### Description of the task
Count the lines in the records below that contain the string "combined". Reply with the number alone.

### Collected data
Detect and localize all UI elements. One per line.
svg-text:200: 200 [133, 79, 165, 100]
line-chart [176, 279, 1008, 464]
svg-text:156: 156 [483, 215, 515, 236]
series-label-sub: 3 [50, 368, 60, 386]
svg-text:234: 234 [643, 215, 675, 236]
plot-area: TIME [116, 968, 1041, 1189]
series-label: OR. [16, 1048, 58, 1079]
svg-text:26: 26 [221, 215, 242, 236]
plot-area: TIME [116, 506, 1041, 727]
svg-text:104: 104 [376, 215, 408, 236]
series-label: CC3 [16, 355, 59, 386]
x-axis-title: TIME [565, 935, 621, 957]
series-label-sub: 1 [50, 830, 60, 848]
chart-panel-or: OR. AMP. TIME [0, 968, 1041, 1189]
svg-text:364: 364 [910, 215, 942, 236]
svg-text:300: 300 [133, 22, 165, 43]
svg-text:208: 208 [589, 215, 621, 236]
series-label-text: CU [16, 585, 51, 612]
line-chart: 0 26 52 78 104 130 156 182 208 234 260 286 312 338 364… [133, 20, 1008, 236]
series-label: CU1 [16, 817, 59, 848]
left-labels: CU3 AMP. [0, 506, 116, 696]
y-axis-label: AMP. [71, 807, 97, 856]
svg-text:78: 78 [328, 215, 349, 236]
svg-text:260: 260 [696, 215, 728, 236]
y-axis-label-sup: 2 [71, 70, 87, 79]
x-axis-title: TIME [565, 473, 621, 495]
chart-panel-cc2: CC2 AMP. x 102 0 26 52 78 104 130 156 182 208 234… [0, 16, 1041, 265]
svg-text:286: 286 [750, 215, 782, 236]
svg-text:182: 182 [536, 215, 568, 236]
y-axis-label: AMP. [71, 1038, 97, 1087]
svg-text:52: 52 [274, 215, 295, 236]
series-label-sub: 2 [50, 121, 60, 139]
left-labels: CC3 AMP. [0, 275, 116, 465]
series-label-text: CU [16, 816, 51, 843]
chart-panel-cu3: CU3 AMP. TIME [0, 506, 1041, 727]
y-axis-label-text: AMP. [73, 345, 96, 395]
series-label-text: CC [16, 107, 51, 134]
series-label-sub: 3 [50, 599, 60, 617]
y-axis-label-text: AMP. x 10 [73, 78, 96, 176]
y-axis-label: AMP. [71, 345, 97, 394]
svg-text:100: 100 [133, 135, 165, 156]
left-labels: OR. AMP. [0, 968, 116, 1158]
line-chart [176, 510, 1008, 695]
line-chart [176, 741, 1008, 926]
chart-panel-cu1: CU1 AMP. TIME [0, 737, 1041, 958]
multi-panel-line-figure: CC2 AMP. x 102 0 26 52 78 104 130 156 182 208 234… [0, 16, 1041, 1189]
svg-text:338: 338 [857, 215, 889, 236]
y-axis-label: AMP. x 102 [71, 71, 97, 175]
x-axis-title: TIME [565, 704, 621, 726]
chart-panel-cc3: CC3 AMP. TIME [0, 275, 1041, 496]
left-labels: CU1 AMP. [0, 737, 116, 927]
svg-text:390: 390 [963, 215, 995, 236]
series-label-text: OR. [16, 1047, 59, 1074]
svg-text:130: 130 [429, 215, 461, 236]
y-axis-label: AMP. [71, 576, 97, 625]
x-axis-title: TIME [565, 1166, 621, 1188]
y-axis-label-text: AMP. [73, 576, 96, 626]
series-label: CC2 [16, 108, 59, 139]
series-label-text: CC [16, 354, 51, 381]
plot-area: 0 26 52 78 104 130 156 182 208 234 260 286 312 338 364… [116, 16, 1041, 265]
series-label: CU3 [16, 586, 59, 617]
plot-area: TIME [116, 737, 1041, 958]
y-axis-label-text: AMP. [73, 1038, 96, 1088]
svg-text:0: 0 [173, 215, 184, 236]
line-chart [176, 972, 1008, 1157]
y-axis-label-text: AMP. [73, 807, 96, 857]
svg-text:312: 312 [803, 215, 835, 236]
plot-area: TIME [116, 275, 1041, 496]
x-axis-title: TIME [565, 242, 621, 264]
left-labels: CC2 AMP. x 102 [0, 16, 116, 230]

---

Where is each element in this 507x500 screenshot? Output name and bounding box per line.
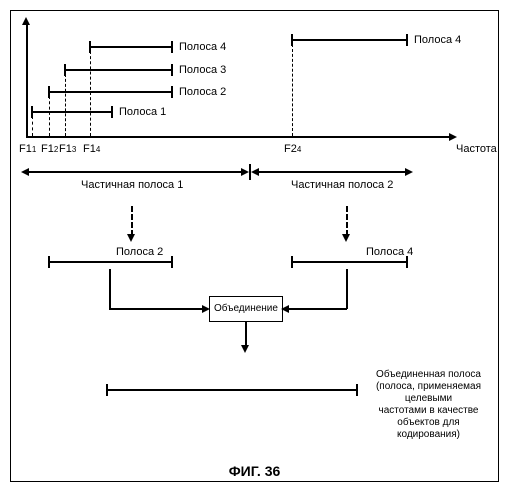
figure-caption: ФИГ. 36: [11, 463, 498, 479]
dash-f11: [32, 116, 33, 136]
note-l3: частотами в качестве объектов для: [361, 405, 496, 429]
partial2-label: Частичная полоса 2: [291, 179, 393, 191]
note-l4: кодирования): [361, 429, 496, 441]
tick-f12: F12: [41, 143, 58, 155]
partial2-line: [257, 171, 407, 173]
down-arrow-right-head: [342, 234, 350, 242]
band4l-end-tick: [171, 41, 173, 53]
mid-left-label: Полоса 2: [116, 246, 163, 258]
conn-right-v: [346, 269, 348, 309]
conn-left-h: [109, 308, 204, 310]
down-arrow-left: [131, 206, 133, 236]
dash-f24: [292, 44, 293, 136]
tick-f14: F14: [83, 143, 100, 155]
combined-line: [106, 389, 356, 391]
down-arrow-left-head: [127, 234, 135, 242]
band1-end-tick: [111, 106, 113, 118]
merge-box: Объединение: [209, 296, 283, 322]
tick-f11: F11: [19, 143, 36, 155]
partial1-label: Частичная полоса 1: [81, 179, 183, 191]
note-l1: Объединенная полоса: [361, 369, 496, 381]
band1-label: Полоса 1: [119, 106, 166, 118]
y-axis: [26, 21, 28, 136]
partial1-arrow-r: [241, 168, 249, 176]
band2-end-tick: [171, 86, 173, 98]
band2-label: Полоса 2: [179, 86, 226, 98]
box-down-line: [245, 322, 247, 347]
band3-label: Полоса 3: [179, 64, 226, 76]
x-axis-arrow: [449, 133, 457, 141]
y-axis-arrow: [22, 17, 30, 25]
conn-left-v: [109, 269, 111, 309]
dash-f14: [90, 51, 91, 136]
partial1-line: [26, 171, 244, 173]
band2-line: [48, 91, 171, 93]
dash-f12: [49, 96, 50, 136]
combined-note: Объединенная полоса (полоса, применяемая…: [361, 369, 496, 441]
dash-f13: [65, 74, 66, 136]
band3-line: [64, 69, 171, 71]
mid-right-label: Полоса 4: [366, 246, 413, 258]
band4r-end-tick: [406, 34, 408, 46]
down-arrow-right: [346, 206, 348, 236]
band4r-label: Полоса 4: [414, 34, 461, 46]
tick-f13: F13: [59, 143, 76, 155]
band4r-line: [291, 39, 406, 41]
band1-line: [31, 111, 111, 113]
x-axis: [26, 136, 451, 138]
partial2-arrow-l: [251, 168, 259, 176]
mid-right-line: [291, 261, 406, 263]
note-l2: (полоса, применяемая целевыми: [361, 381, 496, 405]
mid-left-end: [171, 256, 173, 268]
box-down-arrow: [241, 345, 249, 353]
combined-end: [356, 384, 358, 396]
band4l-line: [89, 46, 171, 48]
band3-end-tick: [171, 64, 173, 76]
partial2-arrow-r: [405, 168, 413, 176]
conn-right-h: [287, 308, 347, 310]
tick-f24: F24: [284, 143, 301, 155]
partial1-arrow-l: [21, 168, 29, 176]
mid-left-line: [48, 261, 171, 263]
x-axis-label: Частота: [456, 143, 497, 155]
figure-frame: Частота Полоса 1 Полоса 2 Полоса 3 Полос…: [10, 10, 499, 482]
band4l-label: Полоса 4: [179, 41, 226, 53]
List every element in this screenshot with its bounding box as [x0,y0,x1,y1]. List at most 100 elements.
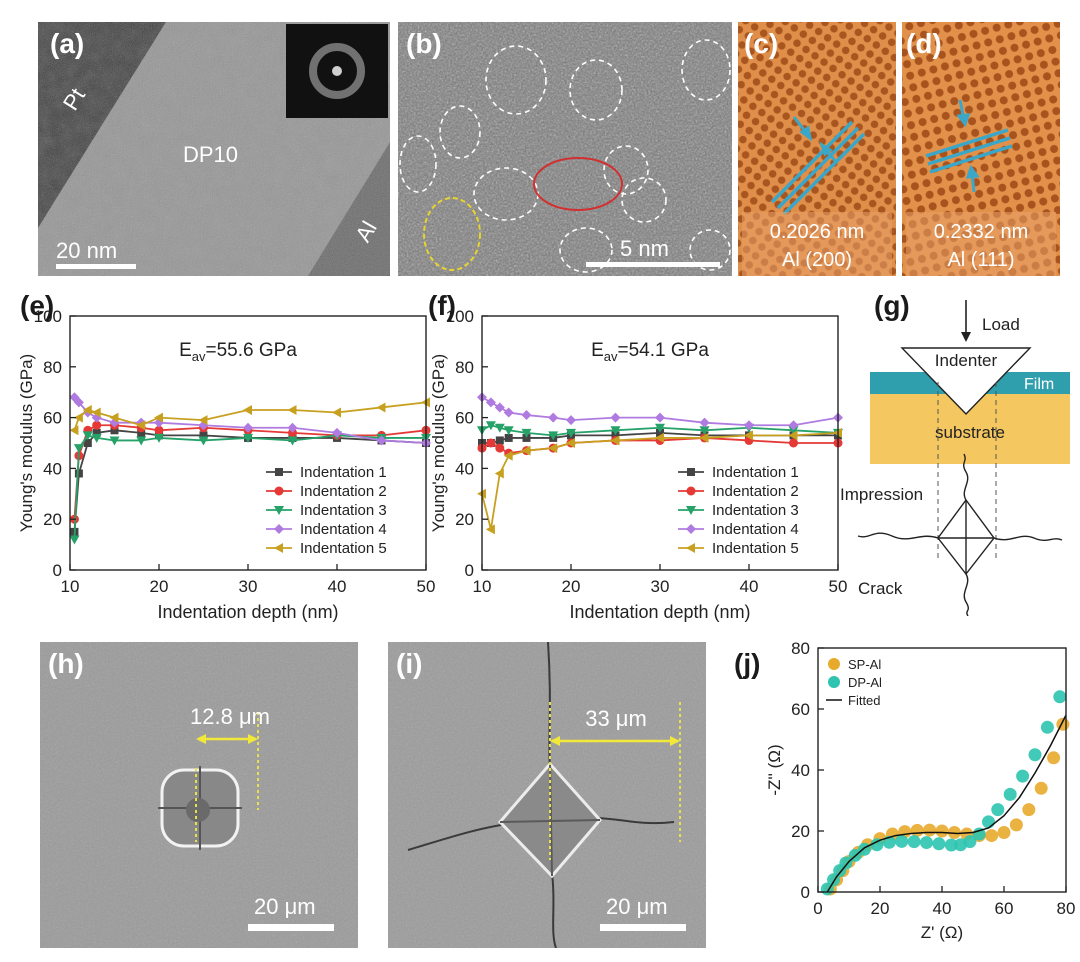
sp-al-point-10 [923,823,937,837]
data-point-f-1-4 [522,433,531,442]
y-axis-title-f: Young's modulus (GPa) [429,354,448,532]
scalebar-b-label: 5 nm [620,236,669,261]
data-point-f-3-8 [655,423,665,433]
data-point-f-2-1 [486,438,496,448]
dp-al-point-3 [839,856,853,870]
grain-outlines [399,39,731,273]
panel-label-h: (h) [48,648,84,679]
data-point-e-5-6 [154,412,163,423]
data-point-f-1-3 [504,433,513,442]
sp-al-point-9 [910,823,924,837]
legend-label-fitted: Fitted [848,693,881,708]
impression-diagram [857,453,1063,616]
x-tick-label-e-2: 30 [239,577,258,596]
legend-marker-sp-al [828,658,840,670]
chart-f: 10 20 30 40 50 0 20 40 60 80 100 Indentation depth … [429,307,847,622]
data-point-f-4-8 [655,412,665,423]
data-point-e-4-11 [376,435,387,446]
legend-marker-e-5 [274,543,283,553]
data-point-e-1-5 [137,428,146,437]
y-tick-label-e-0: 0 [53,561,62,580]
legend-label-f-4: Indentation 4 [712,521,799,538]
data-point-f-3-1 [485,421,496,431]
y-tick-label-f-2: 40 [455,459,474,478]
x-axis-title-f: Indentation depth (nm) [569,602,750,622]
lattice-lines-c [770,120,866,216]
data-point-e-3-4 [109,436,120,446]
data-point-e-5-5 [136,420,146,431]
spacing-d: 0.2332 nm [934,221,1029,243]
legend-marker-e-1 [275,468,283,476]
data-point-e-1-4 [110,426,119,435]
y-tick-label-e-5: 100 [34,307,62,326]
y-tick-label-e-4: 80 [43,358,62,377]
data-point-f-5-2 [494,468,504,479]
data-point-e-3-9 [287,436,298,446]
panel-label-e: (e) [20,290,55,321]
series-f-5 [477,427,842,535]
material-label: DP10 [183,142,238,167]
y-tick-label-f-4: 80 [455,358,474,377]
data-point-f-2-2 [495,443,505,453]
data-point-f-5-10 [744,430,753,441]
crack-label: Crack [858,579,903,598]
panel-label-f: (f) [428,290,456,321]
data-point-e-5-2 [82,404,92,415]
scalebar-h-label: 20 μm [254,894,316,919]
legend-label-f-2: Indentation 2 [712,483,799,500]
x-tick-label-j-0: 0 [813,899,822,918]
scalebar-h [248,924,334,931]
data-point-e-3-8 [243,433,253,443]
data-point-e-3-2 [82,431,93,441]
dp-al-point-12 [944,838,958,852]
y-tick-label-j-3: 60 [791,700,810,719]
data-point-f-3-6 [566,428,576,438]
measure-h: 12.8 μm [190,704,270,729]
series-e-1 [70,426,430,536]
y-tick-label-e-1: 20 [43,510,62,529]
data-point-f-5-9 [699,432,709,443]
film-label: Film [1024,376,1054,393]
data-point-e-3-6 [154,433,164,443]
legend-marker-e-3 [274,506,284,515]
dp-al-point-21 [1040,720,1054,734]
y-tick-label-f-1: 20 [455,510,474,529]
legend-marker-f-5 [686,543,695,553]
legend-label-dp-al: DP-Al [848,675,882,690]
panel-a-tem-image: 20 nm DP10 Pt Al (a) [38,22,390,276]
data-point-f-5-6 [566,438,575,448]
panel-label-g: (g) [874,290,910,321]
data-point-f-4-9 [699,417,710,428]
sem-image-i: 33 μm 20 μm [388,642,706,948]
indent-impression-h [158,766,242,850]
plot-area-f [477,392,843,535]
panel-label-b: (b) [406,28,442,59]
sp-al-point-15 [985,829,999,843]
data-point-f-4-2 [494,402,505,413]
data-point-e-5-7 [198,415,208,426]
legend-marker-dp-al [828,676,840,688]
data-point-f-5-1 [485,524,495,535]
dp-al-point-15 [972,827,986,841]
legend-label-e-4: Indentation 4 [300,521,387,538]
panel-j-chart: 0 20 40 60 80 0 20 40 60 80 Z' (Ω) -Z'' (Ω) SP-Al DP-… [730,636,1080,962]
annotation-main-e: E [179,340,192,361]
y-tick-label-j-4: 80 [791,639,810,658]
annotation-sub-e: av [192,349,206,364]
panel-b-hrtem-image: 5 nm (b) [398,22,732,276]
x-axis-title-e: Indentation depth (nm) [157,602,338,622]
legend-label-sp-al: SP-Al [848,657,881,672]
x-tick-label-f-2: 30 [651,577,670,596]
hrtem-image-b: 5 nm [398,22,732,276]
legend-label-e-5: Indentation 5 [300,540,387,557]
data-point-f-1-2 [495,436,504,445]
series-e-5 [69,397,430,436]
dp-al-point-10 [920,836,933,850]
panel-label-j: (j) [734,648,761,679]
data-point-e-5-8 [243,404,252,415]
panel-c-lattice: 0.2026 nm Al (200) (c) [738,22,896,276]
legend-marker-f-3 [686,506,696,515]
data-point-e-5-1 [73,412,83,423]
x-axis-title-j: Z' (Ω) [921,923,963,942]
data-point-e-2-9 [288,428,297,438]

### Result of this task
3